■ What to work on:
Reproduce all the material exactly, minus any pictures it holds.

──────

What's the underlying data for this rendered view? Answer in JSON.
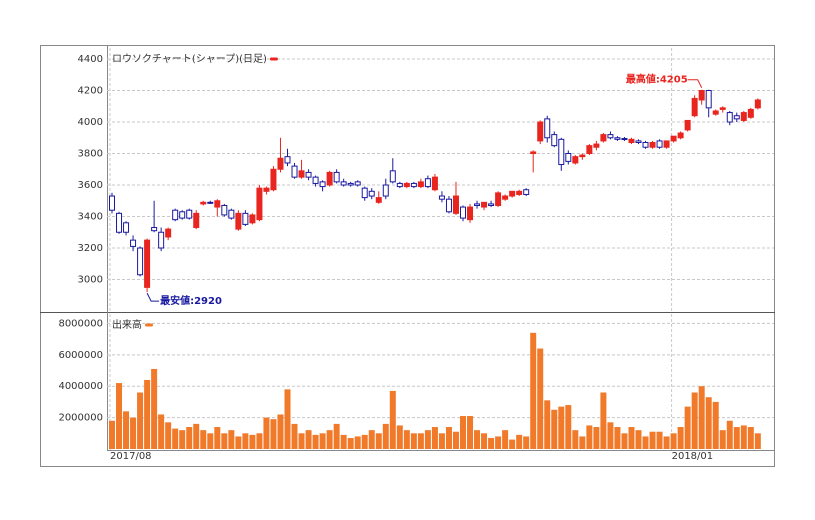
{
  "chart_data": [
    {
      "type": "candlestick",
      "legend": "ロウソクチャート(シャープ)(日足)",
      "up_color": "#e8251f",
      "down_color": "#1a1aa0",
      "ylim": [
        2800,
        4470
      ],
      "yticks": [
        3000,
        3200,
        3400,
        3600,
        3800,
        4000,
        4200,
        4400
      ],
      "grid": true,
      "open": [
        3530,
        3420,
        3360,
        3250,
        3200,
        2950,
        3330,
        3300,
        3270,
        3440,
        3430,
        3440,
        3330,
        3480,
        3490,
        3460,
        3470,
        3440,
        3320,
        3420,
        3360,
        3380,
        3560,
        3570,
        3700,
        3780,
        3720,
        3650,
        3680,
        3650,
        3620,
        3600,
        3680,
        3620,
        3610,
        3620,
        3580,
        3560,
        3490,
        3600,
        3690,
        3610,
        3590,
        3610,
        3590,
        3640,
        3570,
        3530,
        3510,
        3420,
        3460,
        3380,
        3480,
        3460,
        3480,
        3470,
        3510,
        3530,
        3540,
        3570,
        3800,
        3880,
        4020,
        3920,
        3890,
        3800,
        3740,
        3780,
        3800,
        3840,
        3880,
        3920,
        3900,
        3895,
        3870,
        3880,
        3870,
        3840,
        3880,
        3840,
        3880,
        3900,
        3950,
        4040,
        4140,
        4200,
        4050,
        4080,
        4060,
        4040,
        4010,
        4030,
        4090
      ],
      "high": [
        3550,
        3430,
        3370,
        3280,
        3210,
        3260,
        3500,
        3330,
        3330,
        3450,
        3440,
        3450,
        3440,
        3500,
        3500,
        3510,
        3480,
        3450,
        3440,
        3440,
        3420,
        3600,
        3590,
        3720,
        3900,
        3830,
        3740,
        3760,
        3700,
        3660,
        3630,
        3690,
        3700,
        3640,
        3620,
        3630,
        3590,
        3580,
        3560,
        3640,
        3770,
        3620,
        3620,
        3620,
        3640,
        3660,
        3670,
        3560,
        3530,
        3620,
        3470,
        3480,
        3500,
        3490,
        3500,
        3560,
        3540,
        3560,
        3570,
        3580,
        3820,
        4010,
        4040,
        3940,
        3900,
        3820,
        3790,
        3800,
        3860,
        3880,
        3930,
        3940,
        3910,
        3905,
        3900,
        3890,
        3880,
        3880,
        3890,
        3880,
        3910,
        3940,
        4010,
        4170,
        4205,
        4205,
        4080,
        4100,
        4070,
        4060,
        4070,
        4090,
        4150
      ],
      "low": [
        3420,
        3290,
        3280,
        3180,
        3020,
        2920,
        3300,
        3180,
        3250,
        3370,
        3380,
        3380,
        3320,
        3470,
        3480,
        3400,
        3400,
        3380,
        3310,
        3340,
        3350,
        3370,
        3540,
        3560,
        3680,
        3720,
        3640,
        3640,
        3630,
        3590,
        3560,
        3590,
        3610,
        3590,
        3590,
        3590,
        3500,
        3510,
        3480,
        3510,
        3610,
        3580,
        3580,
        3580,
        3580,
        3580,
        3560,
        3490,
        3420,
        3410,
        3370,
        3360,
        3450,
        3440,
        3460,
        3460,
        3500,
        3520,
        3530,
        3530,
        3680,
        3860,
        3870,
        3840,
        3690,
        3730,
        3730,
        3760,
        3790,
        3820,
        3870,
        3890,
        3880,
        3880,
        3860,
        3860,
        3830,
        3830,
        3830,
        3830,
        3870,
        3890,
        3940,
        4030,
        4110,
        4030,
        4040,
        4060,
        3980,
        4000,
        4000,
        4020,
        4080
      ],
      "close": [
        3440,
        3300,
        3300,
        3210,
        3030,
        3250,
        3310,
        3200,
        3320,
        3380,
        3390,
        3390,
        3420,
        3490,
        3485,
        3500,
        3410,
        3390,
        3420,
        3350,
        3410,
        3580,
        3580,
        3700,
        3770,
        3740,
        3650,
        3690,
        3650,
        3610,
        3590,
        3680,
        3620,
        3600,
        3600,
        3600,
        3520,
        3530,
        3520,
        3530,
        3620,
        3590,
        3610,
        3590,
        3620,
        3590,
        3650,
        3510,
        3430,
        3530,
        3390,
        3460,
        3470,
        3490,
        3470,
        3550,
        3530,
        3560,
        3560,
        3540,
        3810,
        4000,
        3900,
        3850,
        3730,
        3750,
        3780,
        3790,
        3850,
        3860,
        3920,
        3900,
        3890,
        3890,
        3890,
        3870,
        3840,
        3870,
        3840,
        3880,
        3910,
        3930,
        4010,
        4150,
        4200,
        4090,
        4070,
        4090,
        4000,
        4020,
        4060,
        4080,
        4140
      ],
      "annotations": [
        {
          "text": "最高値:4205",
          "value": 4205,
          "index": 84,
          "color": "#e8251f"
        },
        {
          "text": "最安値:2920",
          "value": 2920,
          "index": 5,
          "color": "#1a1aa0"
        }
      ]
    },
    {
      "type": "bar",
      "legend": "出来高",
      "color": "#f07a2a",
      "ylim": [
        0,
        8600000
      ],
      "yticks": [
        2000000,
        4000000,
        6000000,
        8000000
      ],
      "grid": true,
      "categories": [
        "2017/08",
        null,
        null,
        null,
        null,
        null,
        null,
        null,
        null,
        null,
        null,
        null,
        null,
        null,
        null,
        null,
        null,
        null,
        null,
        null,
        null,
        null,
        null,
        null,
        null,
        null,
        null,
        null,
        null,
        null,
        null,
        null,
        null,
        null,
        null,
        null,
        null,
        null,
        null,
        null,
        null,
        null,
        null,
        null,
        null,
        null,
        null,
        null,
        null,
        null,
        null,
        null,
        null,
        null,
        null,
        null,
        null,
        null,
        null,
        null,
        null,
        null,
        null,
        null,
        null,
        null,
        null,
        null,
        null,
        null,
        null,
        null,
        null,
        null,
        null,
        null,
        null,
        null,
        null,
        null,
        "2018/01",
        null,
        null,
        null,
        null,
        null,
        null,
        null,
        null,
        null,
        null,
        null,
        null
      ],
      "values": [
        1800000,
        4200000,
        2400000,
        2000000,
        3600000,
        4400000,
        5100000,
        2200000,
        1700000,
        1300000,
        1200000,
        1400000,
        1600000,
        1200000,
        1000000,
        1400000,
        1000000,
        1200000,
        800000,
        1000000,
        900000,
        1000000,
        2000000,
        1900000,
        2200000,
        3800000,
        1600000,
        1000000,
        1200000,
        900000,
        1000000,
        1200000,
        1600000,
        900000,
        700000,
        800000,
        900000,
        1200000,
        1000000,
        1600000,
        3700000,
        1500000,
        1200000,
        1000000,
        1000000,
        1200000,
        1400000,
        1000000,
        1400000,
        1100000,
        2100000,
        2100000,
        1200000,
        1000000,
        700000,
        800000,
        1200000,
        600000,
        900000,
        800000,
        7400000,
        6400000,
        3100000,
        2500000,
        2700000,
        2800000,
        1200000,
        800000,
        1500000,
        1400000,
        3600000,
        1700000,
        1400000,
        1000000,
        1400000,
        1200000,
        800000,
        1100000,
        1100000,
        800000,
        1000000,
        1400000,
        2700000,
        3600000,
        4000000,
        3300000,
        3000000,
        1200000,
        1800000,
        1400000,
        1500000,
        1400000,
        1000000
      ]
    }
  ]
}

──────

■ Expected output:
What's the underlying data for this rendered view? Answer in JSON.
{
  "chart_data": [
    {
      "type": "candlestick",
      "legend": "ロウソクチャート(シャープ)(日足)",
      "up_color": "#e8251f",
      "down_color": "#1a1aa0",
      "ylim": [
        2800,
        4470
      ],
      "yticks": [
        3000,
        3200,
        3400,
        3600,
        3800,
        4000,
        4200,
        4400
      ],
      "grid": true,
      "open": [
        3530,
        3420,
        3360,
        3250,
        3200,
        2950,
        3330,
        3300,
        3270,
        3440,
        3430,
        3440,
        3330,
        3480,
        3490,
        3460,
        3470,
        3440,
        3320,
        3420,
        3360,
        3380,
        3560,
        3570,
        3700,
        3780,
        3720,
        3650,
        3680,
        3650,
        3620,
        3600,
        3680,
        3620,
        3610,
        3620,
        3580,
        3560,
        3490,
        3600,
        3690,
        3610,
        3590,
        3610,
        3590,
        3640,
        3570,
        3530,
        3510,
        3420,
        3460,
        3380,
        3480,
        3460,
        3480,
        3470,
        3510,
        3530,
        3540,
        3570,
        3800,
        3880,
        4020,
        3920,
        3890,
        3800,
        3740,
        3780,
        3800,
        3840,
        3880,
        3920,
        3900,
        3895,
        3870,
        3880,
        3870,
        3840,
        3880,
        3840,
        3880,
        3900,
        3950,
        4040,
        4140,
        4200,
        4050,
        4080,
        4060,
        4040,
        4010,
        4030,
        4090
      ],
      "high": [
        3550,
        3430,
        3370,
        3280,
        3210,
        3260,
        3500,
        3330,
        3330,
        3450,
        3440,
        3450,
        3440,
        3500,
        3500,
        3510,
        3480,
        3450,
        3440,
        3440,
        3420,
        3600,
        3590,
        3720,
        3900,
        3830,
        3740,
        3760,
        3700,
        3660,
        3630,
        3690,
        3700,
        3640,
        3620,
        3630,
        3590,
        3580,
        3560,
        3640,
        3770,
        3620,
        3620,
        3620,
        3640,
        3660,
        3670,
        3560,
        3530,
        3620,
        3470,
        3480,
        3500,
        3490,
        3500,
        3560,
        3540,
        3560,
        3570,
        3580,
        3820,
        4010,
        4040,
        3940,
        3900,
        3820,
        3790,
        3800,
        3860,
        3880,
        3930,
        3940,
        3910,
        3905,
        3900,
        3890,
        3880,
        3880,
        3890,
        3880,
        3910,
        3940,
        4010,
        4170,
        4205,
        4205,
        4080,
        4100,
        4070,
        4060,
        4070,
        4090,
        4150
      ],
      "low": [
        3420,
        3290,
        3280,
        3180,
        3020,
        2920,
        3300,
        3180,
        3250,
        3370,
        3380,
        3380,
        3320,
        3470,
        3480,
        3400,
        3400,
        3380,
        3310,
        3340,
        3350,
        3370,
        3540,
        3560,
        3680,
        3720,
        3640,
        3640,
        3630,
        3590,
        3560,
        3590,
        3610,
        3590,
        3590,
        3590,
        3500,
        3510,
        3480,
        3510,
        3610,
        3580,
        3580,
        3580,
        3580,
        3580,
        3560,
        3490,
        3420,
        3410,
        3370,
        3360,
        3450,
        3440,
        3460,
        3460,
        3500,
        3520,
        3530,
        3530,
        3680,
        3860,
        3870,
        3840,
        3690,
        3730,
        3730,
        3760,
        3790,
        3820,
        3870,
        3890,
        3880,
        3880,
        3860,
        3860,
        3830,
        3830,
        3830,
        3830,
        3870,
        3890,
        3940,
        4030,
        4110,
        4030,
        4040,
        4060,
        3980,
        4000,
        4000,
        4020,
        4080
      ],
      "close": [
        3440,
        3300,
        3300,
        3210,
        3030,
        3250,
        3310,
        3200,
        3320,
        3380,
        3390,
        3390,
        3420,
        3490,
        3485,
        3500,
        3410,
        3390,
        3420,
        3350,
        3410,
        3580,
        3580,
        3700,
        3770,
        3740,
        3650,
        3690,
        3650,
        3610,
        3590,
        3680,
        3620,
        3600,
        3600,
        3600,
        3520,
        3530,
        3520,
        3530,
        3620,
        3590,
        3610,
        3590,
        3620,
        3590,
        3650,
        3510,
        3430,
        3530,
        3390,
        3460,
        3470,
        3490,
        3470,
        3550,
        3530,
        3560,
        3560,
        3540,
        3810,
        4000,
        3900,
        3850,
        3730,
        3750,
        3780,
        3790,
        3850,
        3860,
        3920,
        3900,
        3890,
        3890,
        3890,
        3870,
        3840,
        3870,
        3840,
        3880,
        3910,
        3930,
        4010,
        4150,
        4200,
        4090,
        4070,
        4090,
        4000,
        4020,
        4060,
        4080,
        4140
      ],
      "annotations": [
        {
          "text": "最高値:4205",
          "value": 4205,
          "index": 84,
          "color": "#e8251f"
        },
        {
          "text": "最安値:2920",
          "value": 2920,
          "index": 5,
          "color": "#1a1aa0"
        }
      ]
    },
    {
      "type": "bar",
      "legend": "出来高",
      "color": "#f07a2a",
      "ylim": [
        0,
        8600000
      ],
      "yticks": [
        2000000,
        4000000,
        6000000,
        8000000
      ],
      "grid": true,
      "categories": [
        "2017/08",
        null,
        null,
        null,
        null,
        null,
        null,
        null,
        null,
        null,
        null,
        null,
        null,
        null,
        null,
        null,
        null,
        null,
        null,
        null,
        null,
        null,
        null,
        null,
        null,
        null,
        null,
        null,
        null,
        null,
        null,
        null,
        null,
        null,
        null,
        null,
        null,
        null,
        null,
        null,
        null,
        null,
        null,
        null,
        null,
        null,
        null,
        null,
        null,
        null,
        null,
        null,
        null,
        null,
        null,
        null,
        null,
        null,
        null,
        null,
        null,
        null,
        null,
        null,
        null,
        null,
        null,
        null,
        null,
        null,
        null,
        null,
        null,
        null,
        null,
        null,
        null,
        null,
        null,
        null,
        "2018/01",
        null,
        null,
        null,
        null,
        null,
        null,
        null,
        null,
        null,
        null,
        null,
        null
      ],
      "values": [
        1800000,
        4200000,
        2400000,
        2000000,
        3600000,
        4400000,
        5100000,
        2200000,
        1700000,
        1300000,
        1200000,
        1400000,
        1600000,
        1200000,
        1000000,
        1400000,
        1000000,
        1200000,
        800000,
        1000000,
        900000,
        1000000,
        2000000,
        1900000,
        2200000,
        3800000,
        1600000,
        1000000,
        1200000,
        900000,
        1000000,
        1200000,
        1600000,
        900000,
        700000,
        800000,
        900000,
        1200000,
        1000000,
        1600000,
        3700000,
        1500000,
        1200000,
        1000000,
        1000000,
        1200000,
        1400000,
        1000000,
        1400000,
        1100000,
        2100000,
        2100000,
        1200000,
        1000000,
        700000,
        800000,
        1200000,
        600000,
        900000,
        800000,
        7400000,
        6400000,
        3100000,
        2500000,
        2700000,
        2800000,
        1200000,
        800000,
        1500000,
        1400000,
        3600000,
        1700000,
        1400000,
        1000000,
        1400000,
        1200000,
        800000,
        1100000,
        1100000,
        800000,
        1000000,
        1400000,
        2700000,
        3600000,
        4000000,
        3300000,
        3000000,
        1200000,
        1800000,
        1400000,
        1500000,
        1400000,
        1000000
      ]
    }
  ]
}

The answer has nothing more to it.